*** Extract provided ***
Showing posts with label Philip. Show all posts
Showing posts with label Philip. Show all posts

Sunday, January 14, 2024

call and response


Come and see...

Forty-three years ago on January 15th it was snowing in Washington, D.C. It was a light snow, falling gently through a gray sky. A co-worker and I were walking across the National Mall at lunchtime. Just past the Washington Monument we came upon a small gathering – small by National Mall standards.

There were thirty or forty thousand people standing in the snow, listening to Elihu Harris and other representatives from Congress, to celebrate the birthday of Martin Luther King, Jr., and to remind us what he meant to our nation and the world.

Stevie Wonder was there too and he sang a new song to Martin, written for the occasion: “Happy Birthday.” We can still sing the song – and now we have a holiday – Martin Luther King Day.

But why talk about Martin on a winter Sunday in Tucson, Arizona, forty-three years later?
***
*Work instructions*:
**1.** In the post about Martin Luther King's birthday, can you write out the words from "There were thirty" to "forty-three years later?" again, swapping "snow" for "rain"?
**2.** Can you pick up the post about Martin Luther King's birthday after its final sentence and carry it forward?
*** Recorded data ***
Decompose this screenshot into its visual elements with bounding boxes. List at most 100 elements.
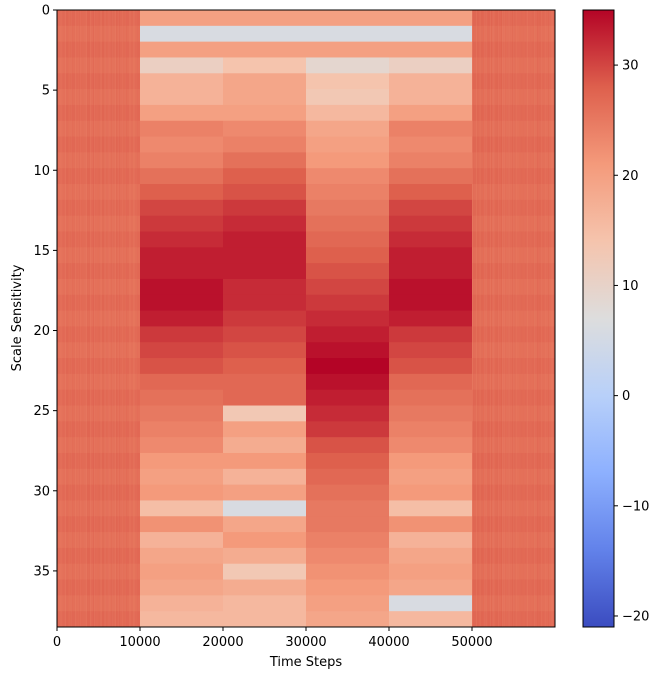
***
*The replies*:
**1.**
There were thirty or forty thousand people standing in the rain, listening to Elihu Harris and other representatives from Congress, to celebrate the birthday of Martin Luther King, Jr., and to remind us what he meant to our nation and the world.

Stevie Wonder was there too and he sang a new song to Martin, written for the occasion: “Happy Birthday.” We can still sing the song – and now we have a holiday – Martin Luther King Day.

But why talk about Martin on a winter Sunday in Tucson, Arizona, forty-three years later?

**2.**
The gospel reading for  the second Sunday after the Epiphany, John 1:43-51, is about the calling of Jesus’ first disciples … and that is exactly why! On this Sunday we hear how Jesus met Philip and Nathanael, and invited them into his ministry.

“Jesus decided to go to Galilee. He found Philip and said to him, ‘Follow me’ … Philip found Nathanael and said to him, ‘We have found him about whom Moses in the law and also the prophets wrote, Jesus son of Joseph from Nazareth.’ Nathanael said to him, "Can anything good come out of Nazareth?" Philip said to him, ‘Come and see.’” (John 1: 43, 45-46)

Nathanael was from then on the quietly faithful one – we only hear his name again in the accounts of the Resurrection. Philip is the one who broke the news of the Messiah to the nations, by teaching the Ethiopian eunuch, vizier to the queen of the Ethiopians, all about Jesus, and baptizing him then and there. For all we know that the Ethiopian, who went on his way rejoicing, was the first to bring the gospel to Africa. Well done, Philip. Good and faithful, Nathanael.

What does this have to do with Martin – and you and me?

Well, in 1955 Martin was a fairly successful preacher, who had recently taken a pretty good job at a nice church in Montgomery, Alabama. Maybe the disciples Philip and Nathanael had pretty good lives too. But they seemed to be searching for something – or someone – more. So, as Philip told Nathanael – “we have found the one – the one we have been searching for.”

I suspect Martin was searching for something too. And it found him!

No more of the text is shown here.